Problem description
Return a copy of each line that holds the string "name".

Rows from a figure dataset
┄┄┄┄┄┄┄┄┄┄
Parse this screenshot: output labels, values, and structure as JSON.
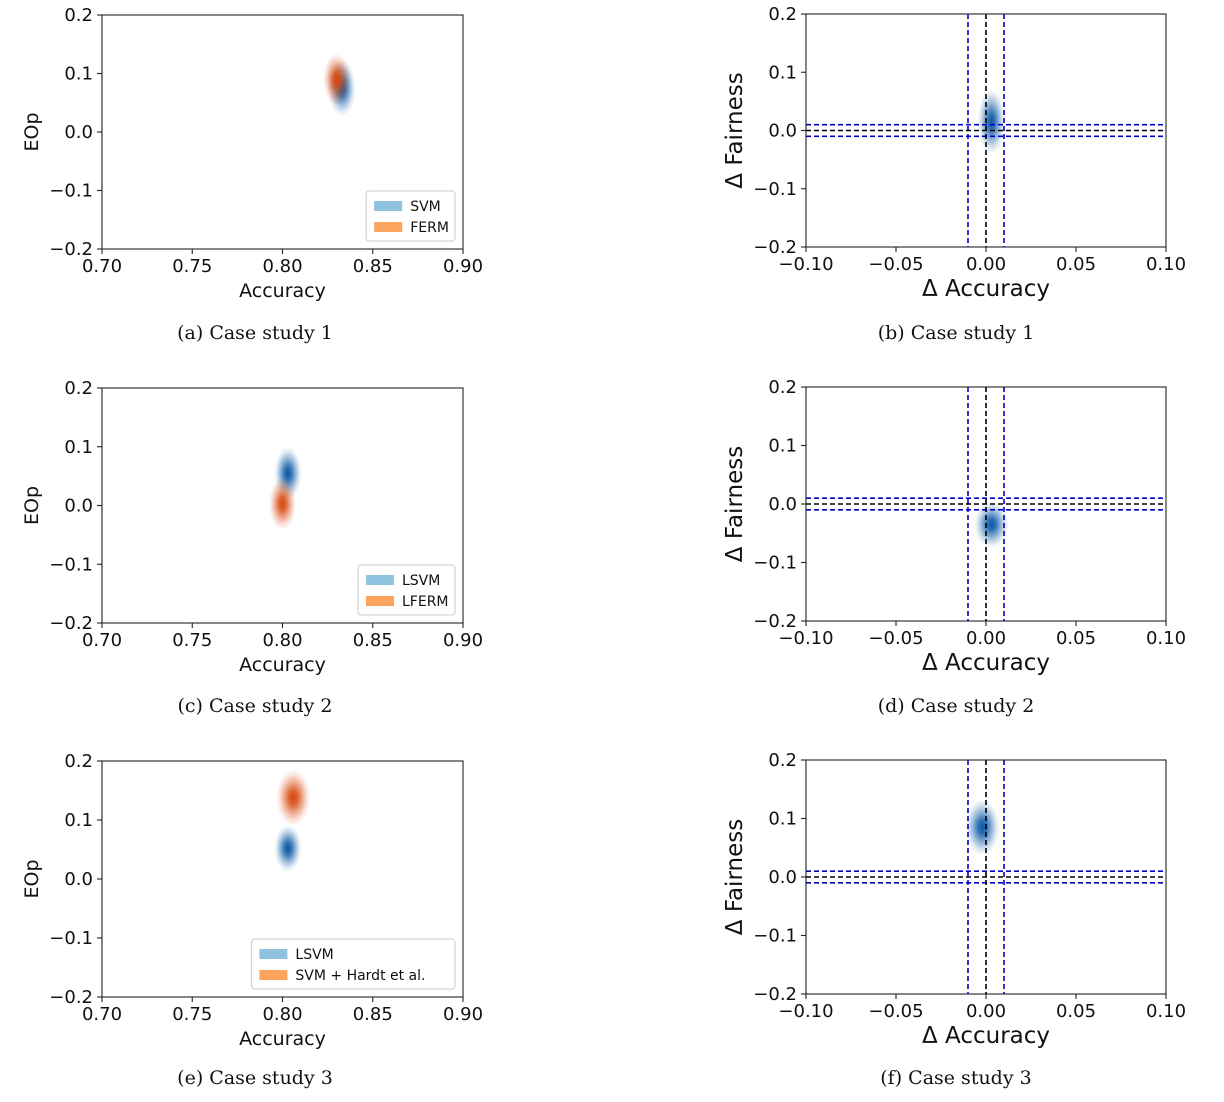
{
  "colors": {
    "blue": "#1f77b4",
    "orange": "#e8590c",
    "leg_blue": "#8fc2de",
    "leg_orange": "#fca35e",
    "ref_blue": "#0000cc",
    "ref_black": "#000000"
  },
  "chart_data": [
    {
      "id": "a",
      "type": "scatter",
      "caption": "(a) Case study 1",
      "xlabel": "Accuracy",
      "ylabel": "EOp",
      "xlim": [
        0.7,
        0.9
      ],
      "ylim": [
        -0.2,
        0.2
      ],
      "xticks": [
        "0.70",
        "0.75",
        "0.80",
        "0.85",
        "0.90"
      ],
      "yticks": [
        "−0.2",
        "−0.1",
        "0.0",
        "0.1",
        "0.2"
      ],
      "series": [
        {
          "name": "SVM",
          "color": "blue",
          "center": [
            0.833,
            0.075
          ],
          "spread": [
            0.004,
            0.03
          ]
        },
        {
          "name": "FERM",
          "color": "orange",
          "center": [
            0.83,
            0.09
          ],
          "spread": [
            0.004,
            0.028
          ]
        }
      ],
      "legend": "lower-right"
    },
    {
      "id": "b",
      "type": "scatter",
      "caption": "(b) Case study 1",
      "xlabel": "Δ Accuracy",
      "ylabel": "Δ Fairness",
      "xlim": [
        -0.1,
        0.1
      ],
      "ylim": [
        -0.2,
        0.2
      ],
      "xticks": [
        "−0.10",
        "−0.05",
        "0.00",
        "0.05",
        "0.10"
      ],
      "yticks": [
        "−0.2",
        "−0.1",
        "0.0",
        "0.1",
        "0.2"
      ],
      "series": [
        {
          "color": "blue",
          "center": [
            0.003,
            0.015
          ],
          "spread": [
            0.004,
            0.035
          ]
        }
      ],
      "reference_lines": {
        "x_black": 0.0,
        "x_blue": [
          -0.01,
          0.01
        ],
        "y_black": 0.0,
        "y_blue": [
          -0.01,
          0.01
        ]
      }
    },
    {
      "id": "c",
      "type": "scatter",
      "caption": "(c) Case study 2",
      "xlabel": "Accuracy",
      "ylabel": "EOp",
      "xlim": [
        0.7,
        0.9
      ],
      "ylim": [
        -0.2,
        0.2
      ],
      "xticks": [
        "0.70",
        "0.75",
        "0.80",
        "0.85",
        "0.90"
      ],
      "yticks": [
        "−0.2",
        "−0.1",
        "0.0",
        "0.1",
        "0.2"
      ],
      "series": [
        {
          "name": "LSVM",
          "color": "blue",
          "center": [
            0.803,
            0.055
          ],
          "spread": [
            0.004,
            0.028
          ]
        },
        {
          "name": "LFERM",
          "color": "orange",
          "center": [
            0.8,
            0.003
          ],
          "spread": [
            0.004,
            0.028
          ]
        }
      ],
      "legend": "lower-right"
    },
    {
      "id": "d",
      "type": "scatter",
      "caption": "(d) Case study 2",
      "xlabel": "Δ Accuracy",
      "ylabel": "Δ Fairness",
      "xlim": [
        -0.1,
        0.1
      ],
      "ylim": [
        -0.2,
        0.2
      ],
      "xticks": [
        "−0.10",
        "−0.05",
        "0.00",
        "0.05",
        "0.10"
      ],
      "yticks": [
        "−0.2",
        "−0.1",
        "0.0",
        "0.1",
        "0.2"
      ],
      "series": [
        {
          "color": "blue",
          "center": [
            0.003,
            -0.035
          ],
          "spread": [
            0.005,
            0.025
          ]
        }
      ],
      "reference_lines": {
        "x_black": 0.0,
        "x_blue": [
          -0.01,
          0.01
        ],
        "y_black": 0.0,
        "y_blue": [
          -0.01,
          0.01
        ]
      }
    },
    {
      "id": "e",
      "type": "scatter",
      "caption": "(e) Case study 3",
      "xlabel": "Accuracy",
      "ylabel": "EOp",
      "xlim": [
        0.7,
        0.9
      ],
      "ylim": [
        -0.2,
        0.2
      ],
      "xticks": [
        "0.70",
        "0.75",
        "0.80",
        "0.85",
        "0.90"
      ],
      "yticks": [
        "−0.2",
        "−0.1",
        "0.0",
        "0.1",
        "0.2"
      ],
      "series": [
        {
          "name": "LSVM",
          "color": "blue",
          "center": [
            0.803,
            0.052
          ],
          "spread": [
            0.004,
            0.025
          ]
        },
        {
          "name": "SVM + Hardt et al.",
          "color": "orange",
          "center": [
            0.806,
            0.138
          ],
          "spread": [
            0.005,
            0.03
          ]
        }
      ],
      "legend": "lower-right"
    },
    {
      "id": "f",
      "type": "scatter",
      "caption": "(f) Case study 3",
      "xlabel": "Δ Accuracy",
      "ylabel": "Δ Fairness",
      "xlim": [
        -0.1,
        0.1
      ],
      "ylim": [
        -0.2,
        0.2
      ],
      "xticks": [
        "−0.10",
        "−0.05",
        "0.00",
        "0.05",
        "0.10"
      ],
      "yticks": [
        "−0.2",
        "−0.1",
        "0.0",
        "0.1",
        "0.2"
      ],
      "series": [
        {
          "color": "blue",
          "center": [
            -0.002,
            0.085
          ],
          "spread": [
            0.005,
            0.03
          ]
        }
      ],
      "reference_lines": {
        "x_black": 0.0,
        "x_blue": [
          -0.01,
          0.01
        ],
        "y_black": 0.0,
        "y_blue": [
          -0.01,
          0.01
        ]
      }
    }
  ]
}
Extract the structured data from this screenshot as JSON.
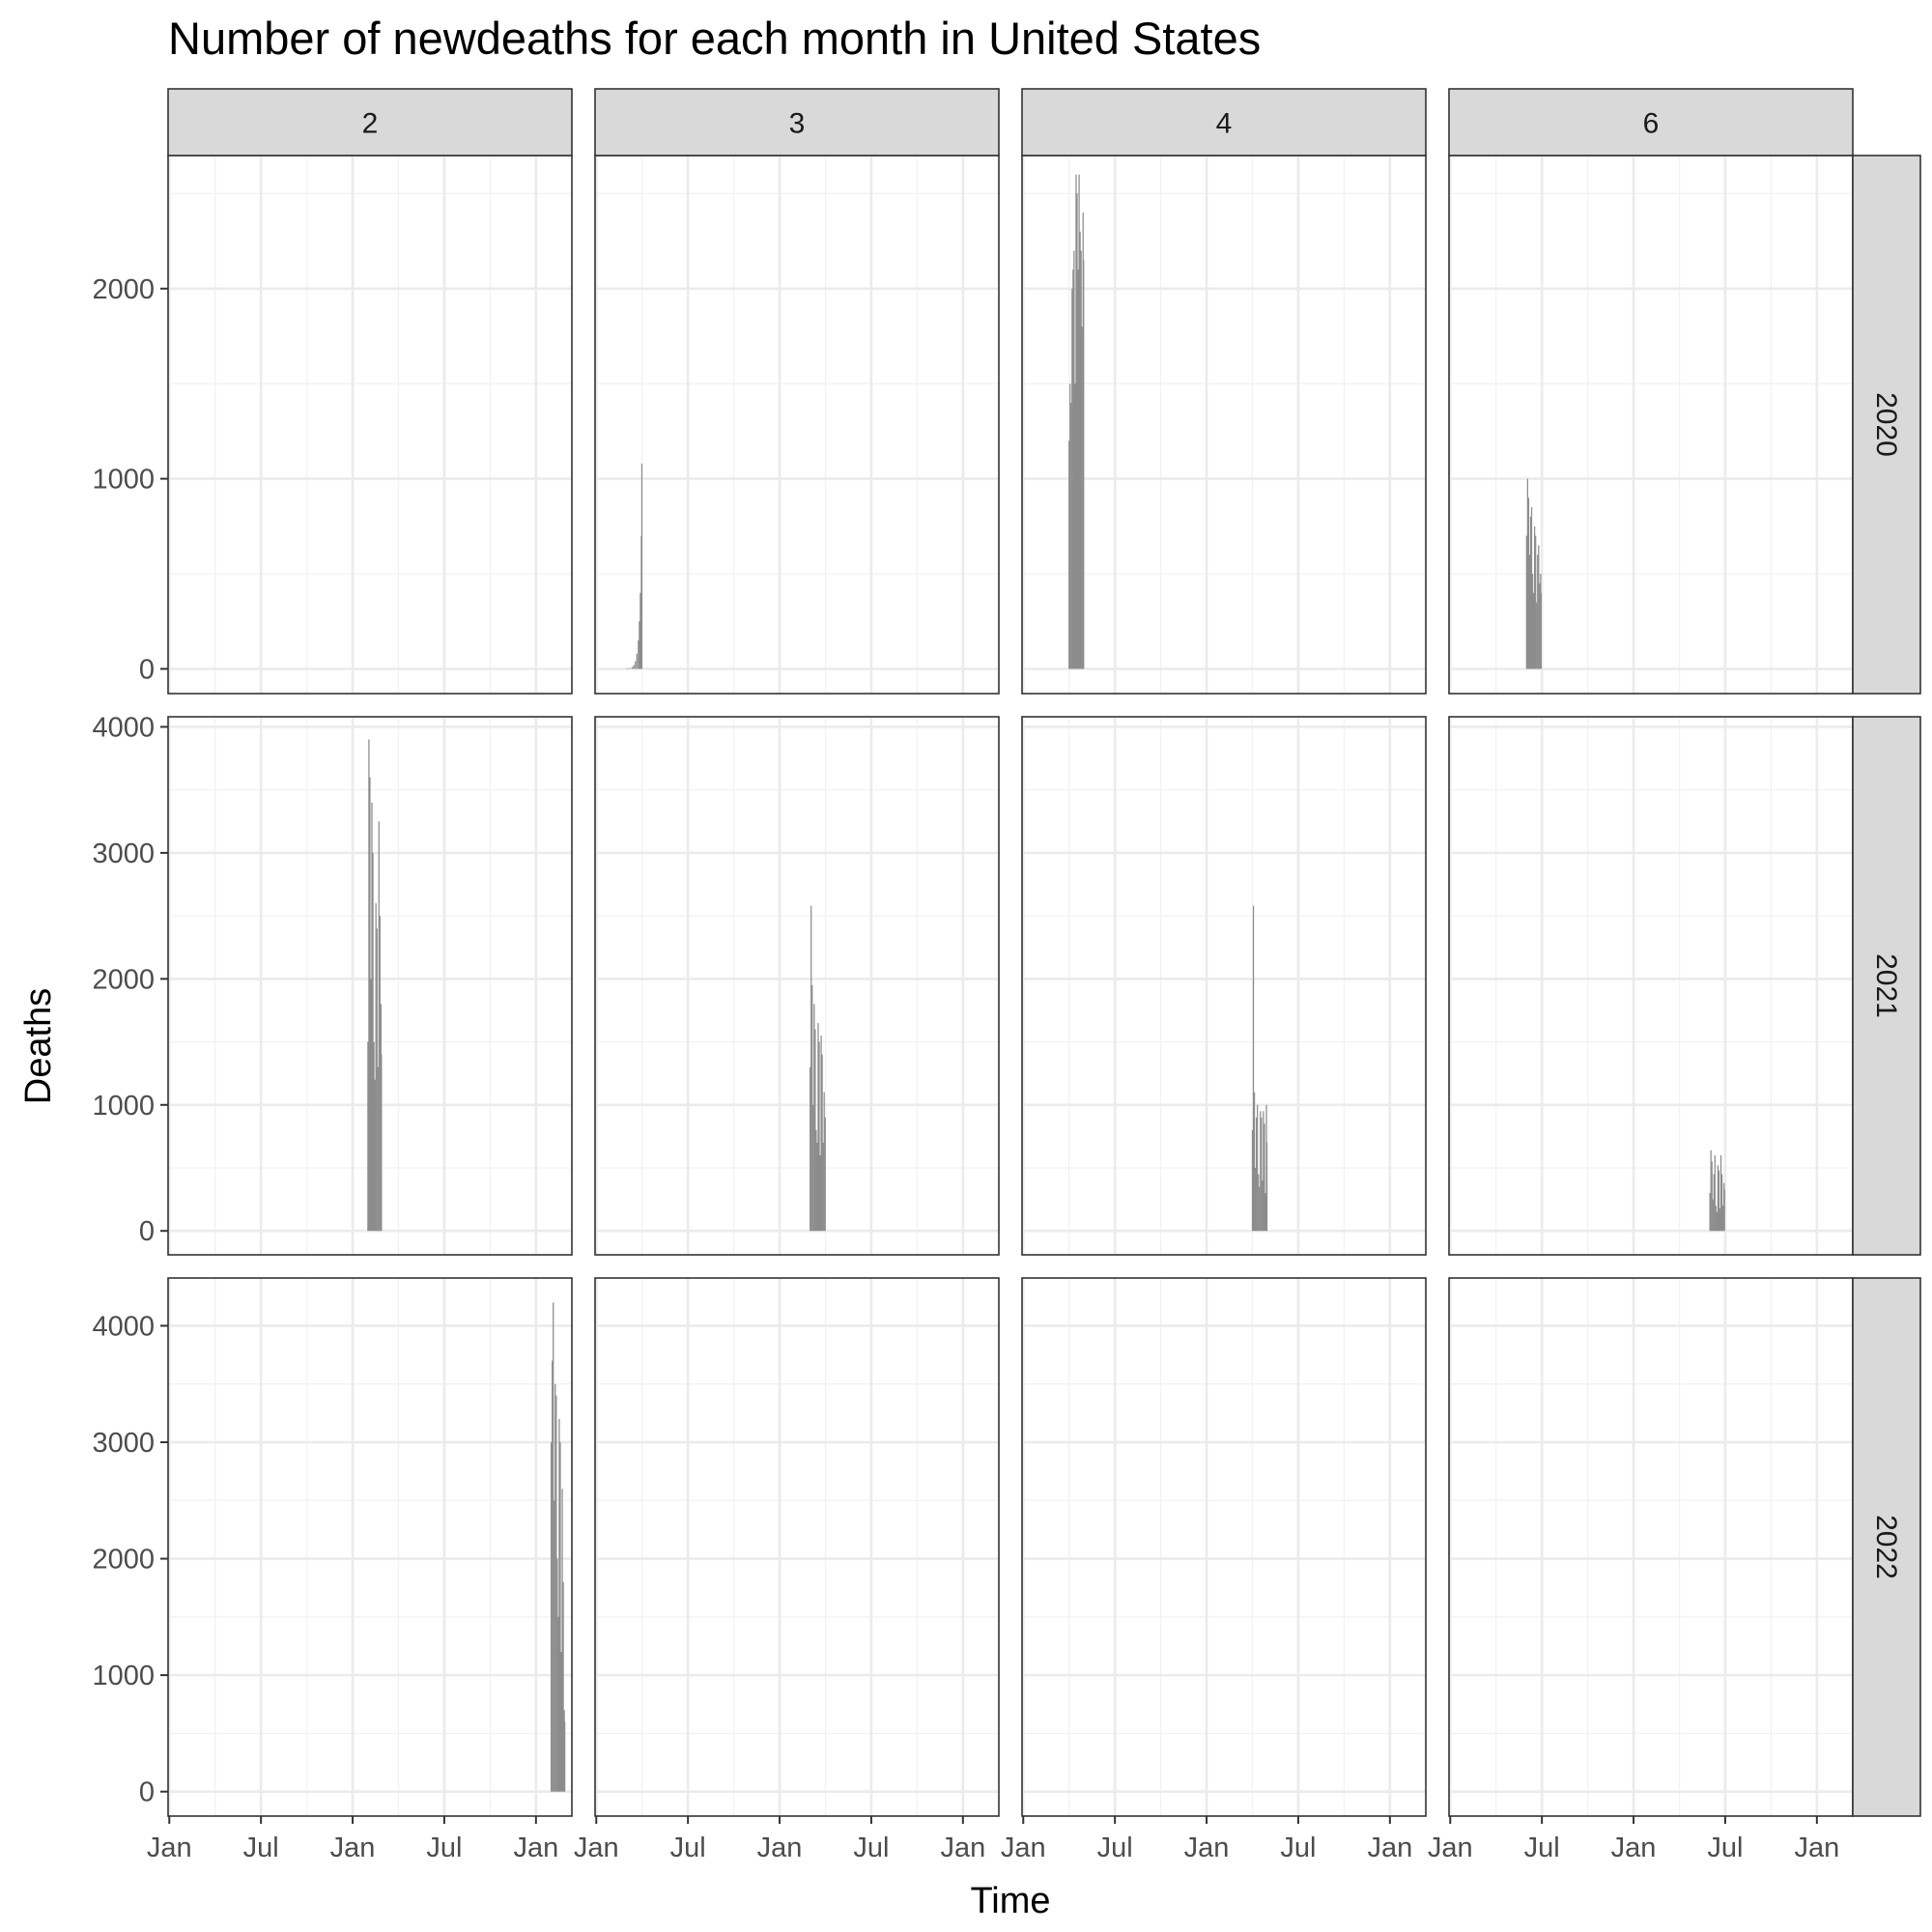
{
  "chart_data": {
    "type": "bar",
    "title": "Number of newdeaths for each month in United States",
    "xlabel": "Time",
    "ylabel": "Deaths",
    "facet_cols": [
      "2",
      "3",
      "4",
      "6"
    ],
    "facet_rows": [
      "2020",
      "2021",
      "2022"
    ],
    "x_ticks": [
      "Jan",
      "Jul",
      "Jan",
      "Jul",
      "Jan"
    ],
    "x_range": [
      "2020-01",
      "2022-03"
    ],
    "grid": true,
    "bar_color": "#8c8c8c",
    "rows": [
      {
        "year": "2020",
        "ylim": [
          -130,
          2700
        ],
        "y_ticks": [
          0,
          1000,
          2000
        ],
        "panels": [
          {
            "month": "2",
            "x": [],
            "values": []
          },
          {
            "month": "3",
            "x": [
              "2020-03-01",
              "2020-03-04",
              "2020-03-08",
              "2020-03-12",
              "2020-03-15",
              "2020-03-18",
              "2020-03-21",
              "2020-03-24",
              "2020-03-26",
              "2020-03-28",
              "2020-03-30",
              "2020-03-31"
            ],
            "values": [
              1,
              2,
              5,
              10,
              20,
              40,
              80,
              150,
              250,
              400,
              700,
              1080
            ]
          },
          {
            "month": "4",
            "x": [
              "2020-04-01",
              "2020-04-03",
              "2020-04-05",
              "2020-04-07",
              "2020-04-09",
              "2020-04-11",
              "2020-04-13",
              "2020-04-15",
              "2020-04-17",
              "2020-04-19",
              "2020-04-21",
              "2020-04-23",
              "2020-04-25",
              "2020-04-27",
              "2020-04-29",
              "2020-04-30"
            ],
            "values": [
              1200,
              1500,
              1400,
              2000,
              2100,
              2200,
              1500,
              2600,
              2500,
              2100,
              2600,
              2300,
              2200,
              1800,
              2400,
              2150
            ]
          },
          {
            "month": "6",
            "x": [
              "2020-06-01",
              "2020-06-03",
              "2020-06-05",
              "2020-06-07",
              "2020-06-09",
              "2020-06-11",
              "2020-06-13",
              "2020-06-15",
              "2020-06-17",
              "2020-06-19",
              "2020-06-21",
              "2020-06-23",
              "2020-06-25",
              "2020-06-27",
              "2020-06-29",
              "2020-06-30"
            ],
            "values": [
              700,
              1000,
              900,
              600,
              800,
              850,
              500,
              400,
              750,
              700,
              350,
              600,
              650,
              450,
              500,
              400
            ]
          }
        ]
      },
      {
        "year": "2021",
        "ylim": [
          -190,
          4080
        ],
        "y_ticks": [
          0,
          1000,
          2000,
          3000,
          4000
        ],
        "panels": [
          {
            "month": "2",
            "x": [
              "2021-02-01",
              "2021-02-03",
              "2021-02-05",
              "2021-02-07",
              "2021-02-09",
              "2021-02-11",
              "2021-02-13",
              "2021-02-15",
              "2021-02-17",
              "2021-02-19",
              "2021-02-21",
              "2021-02-23",
              "2021-02-25",
              "2021-02-27",
              "2021-02-28"
            ],
            "values": [
              1500,
              3900,
              3600,
              2000,
              3400,
              3000,
              1500,
              1200,
              2600,
              2400,
              1300,
              3250,
              2500,
              1800,
              1400
            ]
          },
          {
            "month": "3",
            "x": [
              "2021-03-01",
              "2021-03-03",
              "2021-03-05",
              "2021-03-07",
              "2021-03-09",
              "2021-03-11",
              "2021-03-13",
              "2021-03-15",
              "2021-03-17",
              "2021-03-19",
              "2021-03-21",
              "2021-03-23",
              "2021-03-25",
              "2021-03-27",
              "2021-03-29",
              "2021-03-31"
            ],
            "values": [
              1300,
              2580,
              1950,
              1000,
              1800,
              1600,
              800,
              700,
              1650,
              1500,
              600,
              1550,
              1400,
              700,
              1100,
              900
            ]
          },
          {
            "month": "4",
            "x": [
              "2021-04-01",
              "2021-04-03",
              "2021-04-05",
              "2021-04-07",
              "2021-04-09",
              "2021-04-11",
              "2021-04-13",
              "2021-04-15",
              "2021-04-17",
              "2021-04-19",
              "2021-04-21",
              "2021-04-23",
              "2021-04-25",
              "2021-04-27",
              "2021-04-29",
              "2021-04-30"
            ],
            "values": [
              800,
              2580,
              1100,
              500,
              900,
              1000,
              450,
              350,
              950,
              900,
              400,
              950,
              850,
              300,
              1000,
              700
            ]
          },
          {
            "month": "6",
            "x": [
              "2021-06-01",
              "2021-06-03",
              "2021-06-05",
              "2021-06-07",
              "2021-06-09",
              "2021-06-11",
              "2021-06-13",
              "2021-06-15",
              "2021-06-17",
              "2021-06-19",
              "2021-06-21",
              "2021-06-23",
              "2021-06-25",
              "2021-06-27",
              "2021-06-29",
              "2021-06-30"
            ],
            "values": [
              300,
              640,
              550,
              250,
              450,
              600,
              200,
              150,
              520,
              480,
              180,
              600,
              450,
              200,
              380,
              330
            ]
          }
        ]
      },
      {
        "year": "2022",
        "ylim": [
          -210,
          4410
        ],
        "y_ticks": [
          0,
          1000,
          2000,
          3000,
          4000
        ],
        "panels": [
          {
            "month": "2",
            "x": [
              "2022-02-01",
              "2022-02-03",
              "2022-02-05",
              "2022-02-07",
              "2022-02-09",
              "2022-02-11",
              "2022-02-13",
              "2022-02-15",
              "2022-02-17",
              "2022-02-19",
              "2022-02-21",
              "2022-02-23",
              "2022-02-25",
              "2022-02-27",
              "2022-02-28"
            ],
            "values": [
              3000,
              3700,
              4200,
              2500,
              3500,
              3400,
              2000,
              1500,
              3200,
              3000,
              1200,
              2600,
              1800,
              700,
              600
            ]
          },
          {
            "month": "3",
            "x": [],
            "values": []
          },
          {
            "month": "4",
            "x": [],
            "values": []
          },
          {
            "month": "6",
            "x": [],
            "values": []
          }
        ]
      }
    ]
  }
}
┄┄┄┄┄┄┄┄┄┄
Solution to this task
          "name": "SVM",
          "name": "FERM",
          "name": "LSVM",
          "name": "LFERM",
          "name": "LSVM",
          "name": "SVM + Hardt et al.",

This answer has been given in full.